# [What the task asks]
List the lines of this listing that hold the word "name".

# [Data]
○ ○ ○ ○ ○ ○ ○
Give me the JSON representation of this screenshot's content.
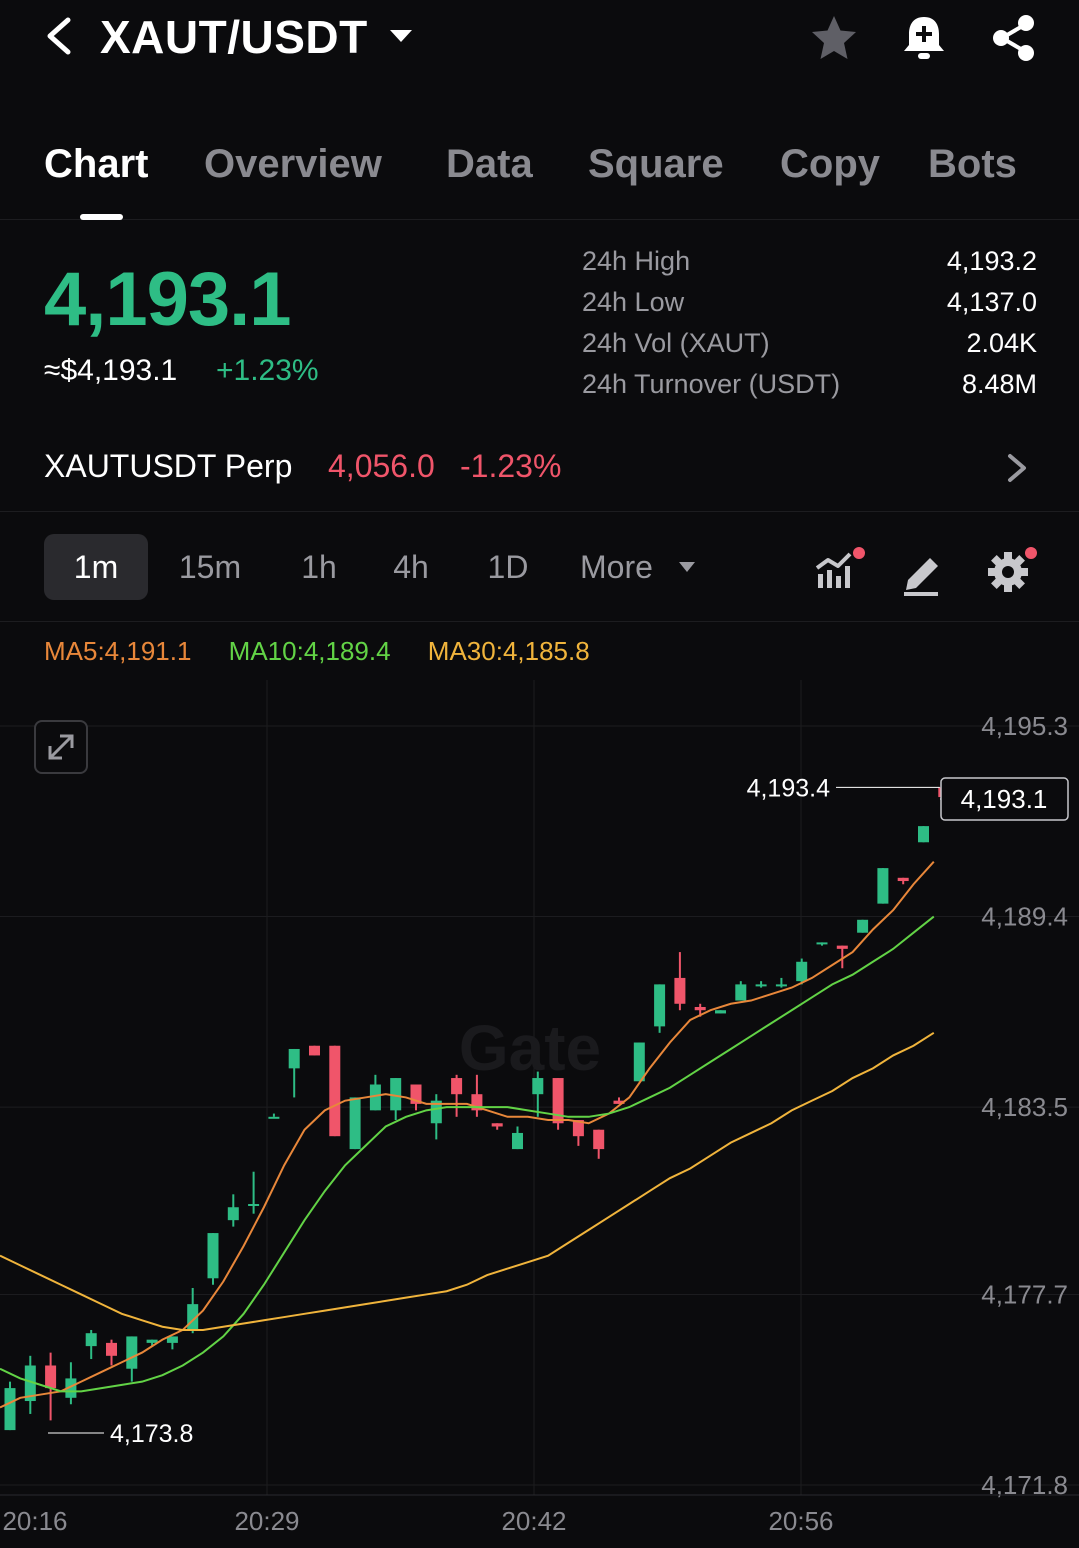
{
  "colors": {
    "background": "#0b0b0d",
    "up": "#2ebd85",
    "down": "#f0556a",
    "ma5": "#e8873a",
    "ma10": "#62d346",
    "ma30": "#f0b43c",
    "muted": "#9a9aa0",
    "grid": "#1c1c1f"
  },
  "header": {
    "pair": "XAUT/USDT",
    "icons": [
      "back-icon",
      "caret-down-icon",
      "star-icon",
      "bell-plus-icon",
      "share-icon"
    ]
  },
  "tabs": [
    "Chart",
    "Overview",
    "Data",
    "Square",
    "Copy",
    "Bots"
  ],
  "active_tab": "Chart",
  "ticker": {
    "last_price": "4,193.1",
    "fiat_price": "≈$4,193.1",
    "change_pct": "+1.23%",
    "stats": [
      {
        "label": "24h High",
        "value": "4,193.2"
      },
      {
        "label": "24h Low",
        "value": "4,137.0"
      },
      {
        "label": "24h Vol (XAUT)",
        "value": "2.04K"
      },
      {
        "label": "24h Turnover (USDT)",
        "value": "8.48M"
      }
    ]
  },
  "perp": {
    "name": "XAUTUSDT Perp",
    "price": "4,056.0",
    "change": "-1.23%"
  },
  "timeframes": [
    "1m",
    "15m",
    "1h",
    "4h",
    "1D",
    "More"
  ],
  "active_timeframe": "1m",
  "tools": [
    "indicators-icon",
    "draw-pen-icon",
    "settings-gear-icon"
  ],
  "ma": {
    "ma5": "MA5:4,191.1",
    "ma10": "MA10:4,189.4",
    "ma30": "MA30:4,185.8"
  },
  "watermark": "Gate",
  "chart_data": {
    "type": "candlestick",
    "interval": "1m",
    "y_ticks": [
      "4,195.3",
      "4,189.4",
      "4,183.5",
      "4,177.7",
      "4,171.8"
    ],
    "x_ticks": [
      "20:16",
      "20:29",
      "20:42",
      "20:56"
    ],
    "ylim": [
      4171.8,
      4195.3
    ],
    "current_price": "4,193.1",
    "high_label": "4,193.4",
    "low_label": "4,173.8",
    "candles": [
      {
        "o": 4173.5,
        "h": 4175.0,
        "c": 4174.8,
        "l": 4173.5
      },
      {
        "o": 4174.4,
        "h": 4175.8,
        "c": 4175.5,
        "l": 4174.0
      },
      {
        "o": 4175.5,
        "h": 4175.9,
        "c": 4174.8,
        "l": 4173.8
      },
      {
        "o": 4174.5,
        "h": 4175.6,
        "c": 4175.1,
        "l": 4174.3
      },
      {
        "o": 4176.1,
        "h": 4176.6,
        "c": 4176.5,
        "l": 4175.7
      },
      {
        "o": 4176.2,
        "h": 4176.3,
        "c": 4175.8,
        "l": 4175.5
      },
      {
        "o": 4175.4,
        "h": 4176.4,
        "c": 4176.4,
        "l": 4175.0
      },
      {
        "o": 4176.2,
        "h": 4176.3,
        "c": 4176.3,
        "l": 4176.1
      },
      {
        "o": 4176.2,
        "h": 4176.4,
        "c": 4176.4,
        "l": 4176.0
      },
      {
        "o": 4176.6,
        "h": 4177.9,
        "c": 4177.4,
        "l": 4176.5
      },
      {
        "o": 4178.2,
        "h": 4179.4,
        "c": 4179.6,
        "l": 4178.0
      },
      {
        "o": 4180.0,
        "h": 4180.8,
        "c": 4180.4,
        "l": 4179.8
      },
      {
        "o": 4180.5,
        "h": 4181.5,
        "c": 4180.5,
        "l": 4180.2
      },
      {
        "o": 4183.2,
        "h": 4183.3,
        "c": 4183.2,
        "l": 4183.2
      },
      {
        "o": 4184.7,
        "h": 4185.1,
        "c": 4185.3,
        "l": 4183.8
      },
      {
        "o": 4185.4,
        "h": 4185.4,
        "c": 4185.1,
        "l": 4185.1
      },
      {
        "o": 4185.4,
        "h": 4185.4,
        "c": 4182.6,
        "l": 4182.6
      },
      {
        "o": 4182.2,
        "h": 4183.8,
        "c": 4183.8,
        "l": 4182.2
      },
      {
        "o": 4183.4,
        "h": 4184.5,
        "c": 4184.2,
        "l": 4183.4
      },
      {
        "o": 4183.4,
        "h": 4184.4,
        "c": 4184.4,
        "l": 4183.1
      },
      {
        "o": 4184.2,
        "h": 4184.2,
        "c": 4183.6,
        "l": 4183.4
      },
      {
        "o": 4183.0,
        "h": 4183.9,
        "c": 4183.7,
        "l": 4182.5
      },
      {
        "o": 4184.4,
        "h": 4184.5,
        "c": 4183.9,
        "l": 4183.2
      },
      {
        "o": 4183.9,
        "h": 4184.5,
        "c": 4183.4,
        "l": 4183.2
      },
      {
        "o": 4183.0,
        "h": 4183.0,
        "c": 4182.9,
        "l": 4182.8
      },
      {
        "o": 4182.2,
        "h": 4182.9,
        "c": 4182.7,
        "l": 4182.2
      },
      {
        "o": 4183.9,
        "h": 4184.6,
        "c": 4184.4,
        "l": 4183.2
      },
      {
        "o": 4184.4,
        "h": 4184.4,
        "c": 4183.0,
        "l": 4182.8
      },
      {
        "o": 4183.1,
        "h": 4183.1,
        "c": 4182.6,
        "l": 4182.3
      },
      {
        "o": 4182.8,
        "h": 4182.8,
        "c": 4182.2,
        "l": 4181.9
      },
      {
        "o": 4183.7,
        "h": 4183.8,
        "c": 4183.6,
        "l": 4183.6
      },
      {
        "o": 4184.3,
        "h": 4184.6,
        "c": 4185.5,
        "l": 4184.3
      },
      {
        "o": 4186.0,
        "h": 4186.4,
        "c": 4187.3,
        "l": 4185.8
      },
      {
        "o": 4187.5,
        "h": 4188.3,
        "c": 4186.7,
        "l": 4186.5
      },
      {
        "o": 4186.6,
        "h": 4186.7,
        "c": 4186.5,
        "l": 4186.3
      },
      {
        "o": 4186.4,
        "h": 4186.5,
        "c": 4186.5,
        "l": 4186.4
      },
      {
        "o": 4186.8,
        "h": 4187.4,
        "c": 4187.3,
        "l": 4186.8
      },
      {
        "o": 4187.3,
        "h": 4187.4,
        "c": 4187.3,
        "l": 4187.2
      },
      {
        "o": 4187.3,
        "h": 4187.5,
        "c": 4187.3,
        "l": 4187.2
      },
      {
        "o": 4187.4,
        "h": 4188.1,
        "c": 4188.0,
        "l": 4187.3
      },
      {
        "o": 4188.6,
        "h": 4188.6,
        "c": 4188.6,
        "l": 4188.5
      },
      {
        "o": 4188.5,
        "h": 4188.5,
        "c": 4188.4,
        "l": 4187.8
      },
      {
        "o": 4188.9,
        "h": 4189.3,
        "c": 4189.3,
        "l": 4188.9
      },
      {
        "o": 4189.8,
        "h": 4190.9,
        "c": 4190.9,
        "l": 4189.8
      },
      {
        "o": 4190.6,
        "h": 4190.6,
        "c": 4190.5,
        "l": 4190.4
      },
      {
        "o": 4191.7,
        "h": 4191.9,
        "c": 4192.2,
        "l": 4191.7
      },
      {
        "o": 4193.4,
        "h": 4193.4,
        "c": 4193.1,
        "l": 4193.0
      }
    ],
    "series": [
      {
        "name": "MA5",
        "values": [
          4174.2,
          4174.5,
          4174.6,
          4174.7,
          4175.0,
          4175.3,
          4175.6,
          4175.9,
          4176.3,
          4176.6,
          4177.2,
          4178.1,
          4179.2,
          4180.4,
          4181.7,
          4182.8,
          4183.4,
          4183.7,
          4183.8,
          4183.9,
          4183.8,
          4183.6,
          4183.6,
          4183.6,
          4183.4,
          4183.2,
          4183.2,
          4183.1,
          4183.1,
          4183.0,
          4183.3,
          4183.8,
          4184.7,
          4185.5,
          4186.2,
          4186.5,
          4186.7,
          4186.8,
          4187.0,
          4187.2,
          4187.5,
          4187.9,
          4188.3,
          4189.0,
          4189.6,
          4190.4,
          4191.1
        ]
      },
      {
        "name": "MA10",
        "values": [
          4175.4,
          4175.1,
          4174.9,
          4174.7,
          4174.7,
          4174.8,
          4174.9,
          4175.0,
          4175.2,
          4175.5,
          4175.9,
          4176.4,
          4177.1,
          4178.0,
          4179.0,
          4180.0,
          4180.9,
          4181.7,
          4182.3,
          4182.9,
          4183.2,
          4183.4,
          4183.5,
          4183.5,
          4183.5,
          4183.5,
          4183.4,
          4183.3,
          4183.2,
          4183.2,
          4183.3,
          4183.5,
          4183.8,
          4184.1,
          4184.5,
          4184.9,
          4185.3,
          4185.7,
          4186.1,
          4186.5,
          4186.9,
          4187.3,
          4187.6,
          4188.0,
          4188.4,
          4188.9,
          4189.4
        ]
      },
      {
        "name": "MA30",
        "values": [
          4178.9,
          4178.6,
          4178.3,
          4178.0,
          4177.7,
          4177.4,
          4177.1,
          4176.9,
          4176.7,
          4176.6,
          4176.6,
          4176.7,
          4176.8,
          4176.9,
          4177.0,
          4177.1,
          4177.2,
          4177.3,
          4177.4,
          4177.5,
          4177.6,
          4177.7,
          4177.8,
          4178.0,
          4178.3,
          4178.5,
          4178.7,
          4178.9,
          4179.3,
          4179.7,
          4180.1,
          4180.5,
          4180.9,
          4181.3,
          4181.6,
          4182.0,
          4182.4,
          4182.7,
          4183.0,
          4183.4,
          4183.7,
          4184.0,
          4184.4,
          4184.7,
          4185.1,
          4185.4,
          4185.8
        ]
      }
    ]
  }
}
○ ○ ○ ○ ○ ○ ○
# [Answer below]
    "name": "XAUTUSDT Perp",
        "name": "MA5",
        "name": "MA10",
        "name": "MA30",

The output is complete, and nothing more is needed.